[Dataset items]
————

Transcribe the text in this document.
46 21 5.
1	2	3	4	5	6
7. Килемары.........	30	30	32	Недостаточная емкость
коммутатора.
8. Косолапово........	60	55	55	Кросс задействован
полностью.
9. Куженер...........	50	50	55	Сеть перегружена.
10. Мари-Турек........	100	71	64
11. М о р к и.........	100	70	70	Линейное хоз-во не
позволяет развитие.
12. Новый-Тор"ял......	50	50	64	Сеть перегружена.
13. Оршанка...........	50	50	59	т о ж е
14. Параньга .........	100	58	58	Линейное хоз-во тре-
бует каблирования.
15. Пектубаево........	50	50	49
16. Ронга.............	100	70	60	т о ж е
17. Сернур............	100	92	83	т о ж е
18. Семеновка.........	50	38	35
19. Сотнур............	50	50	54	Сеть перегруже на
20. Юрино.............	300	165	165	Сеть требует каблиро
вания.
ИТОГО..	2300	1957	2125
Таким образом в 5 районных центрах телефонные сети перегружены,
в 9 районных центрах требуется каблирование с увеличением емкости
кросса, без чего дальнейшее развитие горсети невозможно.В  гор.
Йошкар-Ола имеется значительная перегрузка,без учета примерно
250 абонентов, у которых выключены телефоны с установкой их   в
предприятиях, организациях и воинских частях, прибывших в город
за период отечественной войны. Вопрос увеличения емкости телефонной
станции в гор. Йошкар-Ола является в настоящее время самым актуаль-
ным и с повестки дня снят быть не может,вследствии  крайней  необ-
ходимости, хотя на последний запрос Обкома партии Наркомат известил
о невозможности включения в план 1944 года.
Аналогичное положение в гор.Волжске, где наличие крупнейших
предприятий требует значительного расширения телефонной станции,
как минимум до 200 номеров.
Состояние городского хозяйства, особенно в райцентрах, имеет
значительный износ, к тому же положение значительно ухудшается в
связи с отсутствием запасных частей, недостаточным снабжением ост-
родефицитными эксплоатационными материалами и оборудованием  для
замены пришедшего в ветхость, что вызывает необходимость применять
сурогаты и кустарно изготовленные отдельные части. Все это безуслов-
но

————

[THE TASK] Exactly reproduce all of the entries above.

[TASK RESULT]
Transcribe the text in this document.
46 21 5.
1	2	3	4	5	6
7. Килемары.........	30	30	32	Недостаточная емкость
коммутатора.
8. Косолапово........	60	55	55	Кросс задействован
полностью.
9. Куженер...........	50	50	55	Сеть перегружена.
10. Мари-Турек........	100	71	64
11. М о р к и.........	100	70	70	Линейное хоз-во не
позволяет развитие.
12. Новый-Тор"ял......	50	50	64	Сеть перегружена.
13. Оршанка...........	50	50	59	т о ж е
14. Параньга .........	100	58	58	Линейное хоз-во тре-
бует каблирования.
15. Пектубаево........	50	50	49
16. Ронга.............	100	70	60	т о ж е
17. Сернур............	100	92	83	т о ж е
18. Семеновка.........	50	38	35
19. Сотнур............	50	50	54	Сеть перегруже на
20. Юрино.............	300	165	165	Сеть требует каблиро
вания.
ИТОГО..	2300	1957	2125
Таким образом в 5 районных центрах телефонные сети перегружены,
в 9 районных центрах требуется каблирование с увеличением емкости
кросса, без чего дальнейшее развитие горсети невозможно.В  гор.
Йошкар-Ола имеется значительная перегрузка,без учета примерно
250 абонентов, у которых выключены телефоны с установкой их   в
предприятиях, организациях и воинских частях, прибывших в город
за период отечественной войны. Вопрос увеличения емкости телефонной
станции в гор. Йошкар-Ола является в настоящее время самым актуаль-
ным и с повестки дня снят быть не может,вследствии  крайней  необ-
ходимости, хотя на последний запрос Обкома партии Наркомат известил
о невозможности включения в план 1944 года.
Аналогичное положение в гор.Волжске, где наличие крупнейших
предприятий требует значительного расширения телефонной станции,
как минимум до 200 номеров.
Состояние городского хозяйства, особенно в райцентрах, имеет
значительный износ, к тому же положение значительно ухудшается в
связи с отсутствием запасных частей, недостаточным снабжением ост-
родефицитными эксплоатационными материалами и оборудованием  для
замены пришедшего в ветхость, что вызывает необходимость применять
сурогаты и кустарно изготовленные отдельные части. Все это безуслов-
но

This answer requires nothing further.